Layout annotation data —
──────────

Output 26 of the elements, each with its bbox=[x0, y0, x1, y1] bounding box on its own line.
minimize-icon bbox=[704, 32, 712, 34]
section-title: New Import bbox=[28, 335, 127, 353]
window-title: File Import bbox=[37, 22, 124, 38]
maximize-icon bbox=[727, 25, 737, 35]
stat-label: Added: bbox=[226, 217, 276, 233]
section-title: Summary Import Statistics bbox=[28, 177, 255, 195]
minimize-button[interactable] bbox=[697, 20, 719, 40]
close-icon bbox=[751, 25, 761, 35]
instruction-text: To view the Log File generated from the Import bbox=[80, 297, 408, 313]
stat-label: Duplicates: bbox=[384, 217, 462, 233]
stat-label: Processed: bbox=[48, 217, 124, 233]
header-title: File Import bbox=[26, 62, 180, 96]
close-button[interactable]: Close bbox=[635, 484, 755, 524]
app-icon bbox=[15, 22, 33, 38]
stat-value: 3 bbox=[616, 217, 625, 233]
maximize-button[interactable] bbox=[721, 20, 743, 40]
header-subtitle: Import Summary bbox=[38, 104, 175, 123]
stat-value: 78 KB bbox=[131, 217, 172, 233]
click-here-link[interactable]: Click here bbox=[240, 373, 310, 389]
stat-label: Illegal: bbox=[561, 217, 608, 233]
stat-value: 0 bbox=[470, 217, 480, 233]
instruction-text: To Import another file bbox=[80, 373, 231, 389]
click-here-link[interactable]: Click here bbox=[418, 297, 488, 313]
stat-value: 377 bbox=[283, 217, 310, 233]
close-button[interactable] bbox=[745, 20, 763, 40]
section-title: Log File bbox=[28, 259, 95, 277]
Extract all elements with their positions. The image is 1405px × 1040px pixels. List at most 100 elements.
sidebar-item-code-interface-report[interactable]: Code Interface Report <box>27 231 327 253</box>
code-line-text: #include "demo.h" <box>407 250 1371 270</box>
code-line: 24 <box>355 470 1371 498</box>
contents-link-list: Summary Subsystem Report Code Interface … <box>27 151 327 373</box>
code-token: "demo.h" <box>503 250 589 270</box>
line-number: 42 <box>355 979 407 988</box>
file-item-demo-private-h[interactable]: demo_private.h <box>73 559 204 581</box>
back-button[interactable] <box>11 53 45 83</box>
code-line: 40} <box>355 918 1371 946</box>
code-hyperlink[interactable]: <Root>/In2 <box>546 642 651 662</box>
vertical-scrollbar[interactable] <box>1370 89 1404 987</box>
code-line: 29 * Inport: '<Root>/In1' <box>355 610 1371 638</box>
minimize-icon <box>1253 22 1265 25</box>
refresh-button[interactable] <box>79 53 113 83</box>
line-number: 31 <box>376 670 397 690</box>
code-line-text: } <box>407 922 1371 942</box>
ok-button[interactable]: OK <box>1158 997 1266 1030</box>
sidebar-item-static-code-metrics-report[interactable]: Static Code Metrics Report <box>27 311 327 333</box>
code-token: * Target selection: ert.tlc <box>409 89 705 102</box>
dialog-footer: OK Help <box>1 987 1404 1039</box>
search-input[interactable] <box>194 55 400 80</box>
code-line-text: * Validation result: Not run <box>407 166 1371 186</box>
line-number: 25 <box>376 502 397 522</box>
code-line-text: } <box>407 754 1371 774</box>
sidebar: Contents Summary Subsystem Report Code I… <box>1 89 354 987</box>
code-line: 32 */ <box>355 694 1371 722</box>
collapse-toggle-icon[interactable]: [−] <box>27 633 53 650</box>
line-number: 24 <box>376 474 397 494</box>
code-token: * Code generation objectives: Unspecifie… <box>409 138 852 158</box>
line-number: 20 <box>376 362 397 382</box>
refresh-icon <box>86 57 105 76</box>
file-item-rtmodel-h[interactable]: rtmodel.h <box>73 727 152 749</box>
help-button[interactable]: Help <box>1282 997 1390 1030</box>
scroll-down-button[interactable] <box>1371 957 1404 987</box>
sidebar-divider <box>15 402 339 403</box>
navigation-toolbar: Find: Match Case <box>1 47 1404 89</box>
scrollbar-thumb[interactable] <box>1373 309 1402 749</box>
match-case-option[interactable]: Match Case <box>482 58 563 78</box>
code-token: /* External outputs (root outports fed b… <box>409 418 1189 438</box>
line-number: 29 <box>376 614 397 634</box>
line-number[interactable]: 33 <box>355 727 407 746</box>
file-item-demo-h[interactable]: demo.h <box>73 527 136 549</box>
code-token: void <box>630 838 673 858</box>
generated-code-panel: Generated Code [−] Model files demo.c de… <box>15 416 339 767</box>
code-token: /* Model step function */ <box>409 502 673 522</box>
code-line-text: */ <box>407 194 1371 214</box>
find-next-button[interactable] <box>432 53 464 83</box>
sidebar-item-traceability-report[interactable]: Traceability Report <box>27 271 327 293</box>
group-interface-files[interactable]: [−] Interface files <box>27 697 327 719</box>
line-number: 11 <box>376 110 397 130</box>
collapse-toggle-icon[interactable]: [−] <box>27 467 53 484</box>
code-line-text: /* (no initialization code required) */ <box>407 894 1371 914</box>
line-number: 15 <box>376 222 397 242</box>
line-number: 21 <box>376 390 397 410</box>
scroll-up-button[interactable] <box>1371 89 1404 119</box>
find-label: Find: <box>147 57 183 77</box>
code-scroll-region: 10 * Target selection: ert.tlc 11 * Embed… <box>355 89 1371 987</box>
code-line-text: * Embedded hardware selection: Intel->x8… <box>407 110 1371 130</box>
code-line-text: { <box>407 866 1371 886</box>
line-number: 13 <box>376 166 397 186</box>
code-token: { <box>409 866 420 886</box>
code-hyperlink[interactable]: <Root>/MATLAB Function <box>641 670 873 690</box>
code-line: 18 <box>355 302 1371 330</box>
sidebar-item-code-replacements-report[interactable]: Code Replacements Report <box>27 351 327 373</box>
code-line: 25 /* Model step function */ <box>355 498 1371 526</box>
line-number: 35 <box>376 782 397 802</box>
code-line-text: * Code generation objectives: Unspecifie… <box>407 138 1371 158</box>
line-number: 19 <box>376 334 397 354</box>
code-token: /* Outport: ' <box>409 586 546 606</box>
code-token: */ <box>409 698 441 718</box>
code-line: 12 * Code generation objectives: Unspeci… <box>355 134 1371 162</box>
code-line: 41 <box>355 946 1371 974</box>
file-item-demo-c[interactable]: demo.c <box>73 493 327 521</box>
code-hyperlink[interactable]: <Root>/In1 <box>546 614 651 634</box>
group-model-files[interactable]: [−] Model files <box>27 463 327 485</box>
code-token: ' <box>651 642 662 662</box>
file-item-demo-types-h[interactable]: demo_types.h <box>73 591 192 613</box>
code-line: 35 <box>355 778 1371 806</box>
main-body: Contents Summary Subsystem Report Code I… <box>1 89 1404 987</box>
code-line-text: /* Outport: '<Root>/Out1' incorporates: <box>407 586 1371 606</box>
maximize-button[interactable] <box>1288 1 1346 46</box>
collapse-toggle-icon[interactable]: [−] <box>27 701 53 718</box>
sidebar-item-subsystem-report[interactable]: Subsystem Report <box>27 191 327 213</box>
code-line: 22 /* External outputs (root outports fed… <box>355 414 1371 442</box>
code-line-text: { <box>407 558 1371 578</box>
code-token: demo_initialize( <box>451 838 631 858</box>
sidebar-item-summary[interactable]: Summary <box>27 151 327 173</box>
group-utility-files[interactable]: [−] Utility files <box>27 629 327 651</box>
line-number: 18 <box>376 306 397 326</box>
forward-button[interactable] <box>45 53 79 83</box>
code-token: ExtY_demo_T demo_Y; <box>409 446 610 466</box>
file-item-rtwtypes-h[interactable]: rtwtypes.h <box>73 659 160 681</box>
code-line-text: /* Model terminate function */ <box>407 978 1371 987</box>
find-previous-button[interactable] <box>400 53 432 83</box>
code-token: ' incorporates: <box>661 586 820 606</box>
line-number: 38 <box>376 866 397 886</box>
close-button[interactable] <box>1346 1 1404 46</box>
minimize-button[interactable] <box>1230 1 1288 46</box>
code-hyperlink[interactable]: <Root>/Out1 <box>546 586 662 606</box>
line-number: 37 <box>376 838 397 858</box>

──────────

TASK REQUIREMENTS — Can you update everything from the start of the records down to the line containing "section-title: Summary Import" so that "stat-label" becomes "metric-label", with all else unchanged, and give back only those lines?

IN RESPONSE —
Output 26 of the elements, each with its bbox=[x0, y0, x1, y1] bounding box on its own line.
minimize-icon bbox=[704, 32, 712, 34]
section-title: New Import bbox=[28, 335, 127, 353]
window-title: File Import bbox=[37, 22, 124, 38]
maximize-icon bbox=[727, 25, 737, 35]
metric-label: Added: bbox=[226, 217, 276, 233]
section-title: Summary Import Statistics bbox=[28, 177, 255, 195]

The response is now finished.